> Your instructions: Pull out every line with the word "screenshot" from the entries below.

***** Input rows

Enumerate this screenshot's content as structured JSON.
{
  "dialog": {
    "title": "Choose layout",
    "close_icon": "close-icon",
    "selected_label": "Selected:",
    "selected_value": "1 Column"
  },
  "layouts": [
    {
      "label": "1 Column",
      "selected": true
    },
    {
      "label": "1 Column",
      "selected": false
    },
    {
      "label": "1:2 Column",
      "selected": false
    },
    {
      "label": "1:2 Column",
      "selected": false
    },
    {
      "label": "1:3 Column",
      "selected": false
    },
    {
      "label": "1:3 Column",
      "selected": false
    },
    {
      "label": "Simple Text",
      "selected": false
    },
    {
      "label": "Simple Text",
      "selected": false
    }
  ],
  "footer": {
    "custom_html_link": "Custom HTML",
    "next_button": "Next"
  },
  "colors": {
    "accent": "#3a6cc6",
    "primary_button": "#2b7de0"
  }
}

**********
***** Input rows

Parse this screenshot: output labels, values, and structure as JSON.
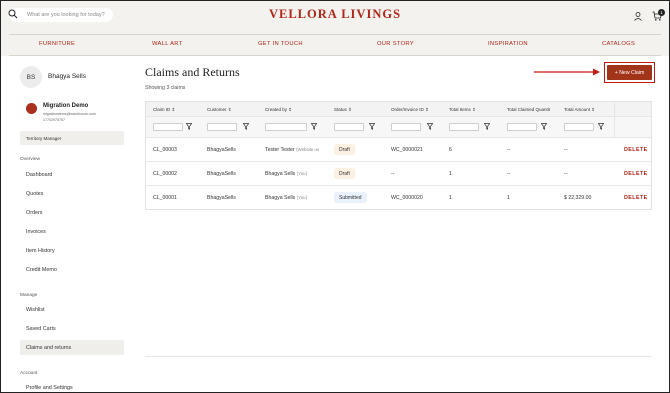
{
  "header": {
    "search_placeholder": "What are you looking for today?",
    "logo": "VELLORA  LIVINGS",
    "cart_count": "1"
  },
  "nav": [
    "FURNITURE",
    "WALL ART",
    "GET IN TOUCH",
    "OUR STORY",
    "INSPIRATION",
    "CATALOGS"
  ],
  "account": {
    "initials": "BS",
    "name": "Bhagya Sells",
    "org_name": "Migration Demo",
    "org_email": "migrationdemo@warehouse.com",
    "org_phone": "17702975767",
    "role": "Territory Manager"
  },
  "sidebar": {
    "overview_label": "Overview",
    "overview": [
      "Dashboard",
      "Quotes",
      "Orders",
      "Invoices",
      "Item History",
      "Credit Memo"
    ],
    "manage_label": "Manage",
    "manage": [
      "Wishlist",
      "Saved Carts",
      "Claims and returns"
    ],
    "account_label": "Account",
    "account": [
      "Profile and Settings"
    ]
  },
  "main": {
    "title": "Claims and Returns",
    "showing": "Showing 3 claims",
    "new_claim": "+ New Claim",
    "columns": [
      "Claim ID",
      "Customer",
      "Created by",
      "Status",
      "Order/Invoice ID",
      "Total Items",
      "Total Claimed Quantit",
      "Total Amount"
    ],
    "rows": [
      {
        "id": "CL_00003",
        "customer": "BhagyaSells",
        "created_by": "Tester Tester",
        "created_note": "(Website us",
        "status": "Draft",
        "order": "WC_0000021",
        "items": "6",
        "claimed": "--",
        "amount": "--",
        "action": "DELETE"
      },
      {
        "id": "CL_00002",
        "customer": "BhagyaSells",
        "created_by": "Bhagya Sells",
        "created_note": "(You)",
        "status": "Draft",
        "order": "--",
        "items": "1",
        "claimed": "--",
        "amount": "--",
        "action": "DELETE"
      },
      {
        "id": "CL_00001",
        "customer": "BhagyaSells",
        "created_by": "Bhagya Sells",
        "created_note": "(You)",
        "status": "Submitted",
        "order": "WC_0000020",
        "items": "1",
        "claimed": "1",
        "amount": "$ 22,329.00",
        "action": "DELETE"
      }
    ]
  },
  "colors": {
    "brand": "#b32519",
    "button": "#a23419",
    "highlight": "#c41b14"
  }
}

**********

> Result below:
Enumerate this screenshot's content as structured JSON.
Parse this screenshot: output labels, values, and structure as JSON.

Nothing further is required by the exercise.